• [Task input]:

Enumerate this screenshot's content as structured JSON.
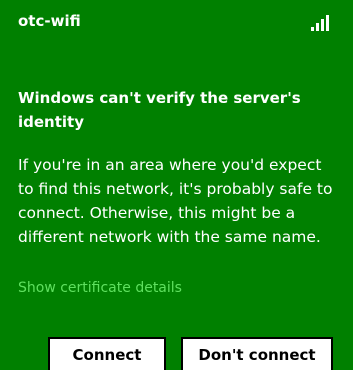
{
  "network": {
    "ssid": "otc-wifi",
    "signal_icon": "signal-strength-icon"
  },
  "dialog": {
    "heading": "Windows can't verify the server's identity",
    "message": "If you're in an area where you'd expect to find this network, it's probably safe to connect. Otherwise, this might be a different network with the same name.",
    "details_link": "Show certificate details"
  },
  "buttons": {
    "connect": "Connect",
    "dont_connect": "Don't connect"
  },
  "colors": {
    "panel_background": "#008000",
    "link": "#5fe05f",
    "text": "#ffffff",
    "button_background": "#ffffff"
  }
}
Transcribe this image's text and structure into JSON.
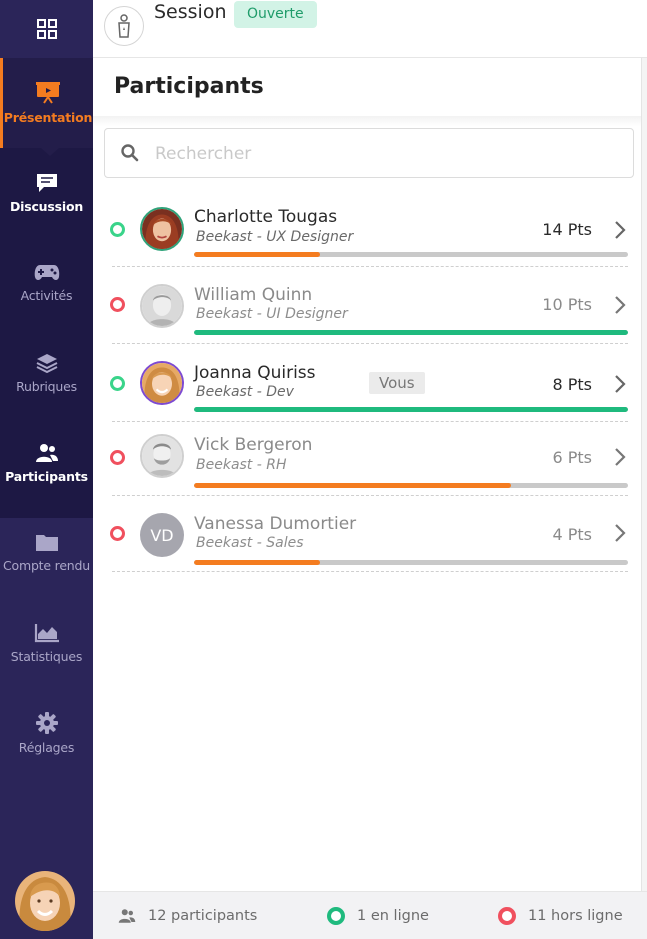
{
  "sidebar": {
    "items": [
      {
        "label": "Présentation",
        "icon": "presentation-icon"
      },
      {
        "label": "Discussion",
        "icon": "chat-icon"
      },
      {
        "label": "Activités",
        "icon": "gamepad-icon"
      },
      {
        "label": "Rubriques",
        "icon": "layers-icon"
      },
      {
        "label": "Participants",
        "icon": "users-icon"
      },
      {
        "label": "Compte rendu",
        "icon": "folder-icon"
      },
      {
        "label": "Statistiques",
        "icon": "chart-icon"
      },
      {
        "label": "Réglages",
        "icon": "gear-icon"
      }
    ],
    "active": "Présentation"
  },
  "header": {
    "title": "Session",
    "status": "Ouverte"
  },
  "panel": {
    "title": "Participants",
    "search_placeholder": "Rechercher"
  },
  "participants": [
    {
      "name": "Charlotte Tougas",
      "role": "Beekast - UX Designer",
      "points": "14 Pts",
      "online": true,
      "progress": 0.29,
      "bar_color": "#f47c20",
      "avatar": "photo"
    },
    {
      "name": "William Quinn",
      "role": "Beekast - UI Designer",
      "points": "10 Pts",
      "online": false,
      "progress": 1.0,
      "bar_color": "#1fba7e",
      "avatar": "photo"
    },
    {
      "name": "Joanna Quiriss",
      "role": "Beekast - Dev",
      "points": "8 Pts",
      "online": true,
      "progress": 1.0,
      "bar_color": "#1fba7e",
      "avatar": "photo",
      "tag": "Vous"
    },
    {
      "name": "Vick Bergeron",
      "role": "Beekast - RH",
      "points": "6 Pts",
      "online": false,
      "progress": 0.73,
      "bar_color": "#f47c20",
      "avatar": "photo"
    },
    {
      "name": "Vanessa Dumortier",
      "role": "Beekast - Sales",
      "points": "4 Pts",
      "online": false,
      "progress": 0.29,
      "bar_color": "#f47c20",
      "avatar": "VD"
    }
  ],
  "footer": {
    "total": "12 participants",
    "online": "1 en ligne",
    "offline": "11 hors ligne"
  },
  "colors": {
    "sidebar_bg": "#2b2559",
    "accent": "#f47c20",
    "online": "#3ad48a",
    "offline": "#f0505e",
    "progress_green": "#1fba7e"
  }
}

• [Problem statement]: Leave the pictures out and copy the rest of the data exactly.

• [Output for this task]:
Enumerate this screenshot's content as structured JSON.
{
  "network": {
    "ssid": "otc-wifi",
    "signal_icon": "signal-strength-icon"
  },
  "dialog": {
    "heading": "Windows can't verify the server's identity",
    "message": "If you're in an area where you'd expect to find this network, it's probably safe to connect. Otherwise, this might be a different network with the same name.",
    "details_link": "Show certificate details"
  },
  "buttons": {
    "connect": "Connect",
    "dont_connect": "Don't connect"
  },
  "colors": {
    "panel_background": "#008000",
    "link": "#5fe05f",
    "text": "#ffffff",
    "button_background": "#ffffff"
  }
}
Transcribe this image's text and structure into JSON.
{
  "sidebar": {
    "items": [
      {
        "label": "Présentation",
        "icon": "presentation-icon"
      },
      {
        "label": "Discussion",
        "icon": "chat-icon"
      },
      {
        "label": "Activités",
        "icon": "gamepad-icon"
      },
      {
        "label": "Rubriques",
        "icon": "layers-icon"
      },
      {
        "label": "Participants",
        "icon": "users-icon"
      },
      {
        "label": "Compte rendu",
        "icon": "folder-icon"
      },
      {
        "label": "Statistiques",
        "icon": "chart-icon"
      },
      {
        "label": "Réglages",
        "icon": "gear-icon"
      }
    ],
    "active": "Présentation"
  },
  "header": {
    "title": "Session",
    "status": "Ouverte"
  },
  "panel": {
    "title": "Participants",
    "search_placeholder": "Rechercher"
  },
  "participants": [
    {
      "name": "Charlotte Tougas",
      "role": "Beekast - UX Designer",
      "points": "14 Pts",
      "online": true,
      "progress": 0.29,
      "bar_color": "#f47c20",
      "avatar": "photo"
    },
    {
      "name": "William Quinn",
      "role": "Beekast - UI Designer",
      "points": "10 Pts",
      "online": false,
      "progress": 1.0,
      "bar_color": "#1fba7e",
      "avatar": "photo"
    },
    {
      "name": "Joanna Quiriss",
      "role": "Beekast - Dev",
      "points": "8 Pts",
      "online": true,
      "progress": 1.0,
      "bar_color": "#1fba7e",
      "avatar": "photo",
      "tag": "Vous"
    },
    {
      "name": "Vick Bergeron",
      "role": "Beekast - RH",
      "points": "6 Pts",
      "online": false,
      "progress": 0.73,
      "bar_color": "#f47c20",
      "avatar": "photo"
    },
    {
      "name": "Vanessa Dumortier",
      "role": "Beekast - Sales",
      "points": "4 Pts",
      "online": false,
      "progress": 0.29,
      "bar_color": "#f47c20",
      "avatar": "VD"
    }
  ],
  "footer": {
    "total": "12 participants",
    "online": "1 en ligne",
    "offline": "11 hors ligne"
  },
  "colors": {
    "sidebar_bg": "#2b2559",
    "accent": "#f47c20",
    "online": "#3ad48a",
    "offline": "#f0505e",
    "progress_green": "#1fba7e"
  }
}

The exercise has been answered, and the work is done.